* Begin Material *
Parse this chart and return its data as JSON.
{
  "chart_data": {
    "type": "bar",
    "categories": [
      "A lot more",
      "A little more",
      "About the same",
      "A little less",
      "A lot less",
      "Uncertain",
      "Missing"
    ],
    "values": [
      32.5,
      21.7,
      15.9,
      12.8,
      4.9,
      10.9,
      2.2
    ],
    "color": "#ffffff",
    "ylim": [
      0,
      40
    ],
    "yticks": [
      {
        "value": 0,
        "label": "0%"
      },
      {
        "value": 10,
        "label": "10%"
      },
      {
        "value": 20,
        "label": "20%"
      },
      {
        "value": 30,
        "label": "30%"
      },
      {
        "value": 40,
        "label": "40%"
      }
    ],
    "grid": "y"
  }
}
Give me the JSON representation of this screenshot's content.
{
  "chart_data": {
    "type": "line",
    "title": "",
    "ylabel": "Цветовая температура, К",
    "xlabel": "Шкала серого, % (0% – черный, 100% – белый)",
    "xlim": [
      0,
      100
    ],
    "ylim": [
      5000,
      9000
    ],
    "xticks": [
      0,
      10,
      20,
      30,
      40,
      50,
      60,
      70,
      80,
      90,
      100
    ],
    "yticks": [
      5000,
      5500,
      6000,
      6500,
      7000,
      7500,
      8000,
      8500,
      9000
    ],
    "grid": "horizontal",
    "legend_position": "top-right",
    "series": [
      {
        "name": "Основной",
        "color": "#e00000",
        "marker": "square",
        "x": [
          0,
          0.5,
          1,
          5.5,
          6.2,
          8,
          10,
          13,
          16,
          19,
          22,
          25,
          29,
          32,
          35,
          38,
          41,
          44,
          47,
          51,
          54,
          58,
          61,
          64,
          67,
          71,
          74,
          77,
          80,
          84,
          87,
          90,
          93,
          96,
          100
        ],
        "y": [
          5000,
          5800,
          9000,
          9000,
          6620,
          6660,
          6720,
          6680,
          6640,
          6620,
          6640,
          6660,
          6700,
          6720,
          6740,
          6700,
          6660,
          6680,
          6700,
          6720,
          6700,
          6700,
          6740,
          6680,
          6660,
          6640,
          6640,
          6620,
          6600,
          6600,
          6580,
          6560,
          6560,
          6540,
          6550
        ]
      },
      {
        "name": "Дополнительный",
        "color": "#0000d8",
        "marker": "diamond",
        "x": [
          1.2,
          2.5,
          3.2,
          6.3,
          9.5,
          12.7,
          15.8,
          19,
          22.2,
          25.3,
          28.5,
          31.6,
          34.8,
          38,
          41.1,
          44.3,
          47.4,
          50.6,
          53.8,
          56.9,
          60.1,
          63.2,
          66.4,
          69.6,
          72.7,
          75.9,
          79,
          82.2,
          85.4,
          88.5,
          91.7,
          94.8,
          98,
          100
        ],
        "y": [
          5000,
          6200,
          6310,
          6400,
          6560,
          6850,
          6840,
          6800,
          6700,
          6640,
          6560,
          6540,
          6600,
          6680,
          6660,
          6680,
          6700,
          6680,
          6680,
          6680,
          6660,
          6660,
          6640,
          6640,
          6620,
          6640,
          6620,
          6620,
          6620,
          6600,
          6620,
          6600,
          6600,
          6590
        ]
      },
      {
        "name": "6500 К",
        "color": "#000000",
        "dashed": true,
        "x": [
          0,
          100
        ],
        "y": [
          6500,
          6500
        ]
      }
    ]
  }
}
* End Material *
> [Given request]: Copy each line from the records above that includes the string "color".

> [Written answer]:
    "color": "#ffffff",
        "color": "#e00000",
        "color": "#0000d8",
        "color": "#000000",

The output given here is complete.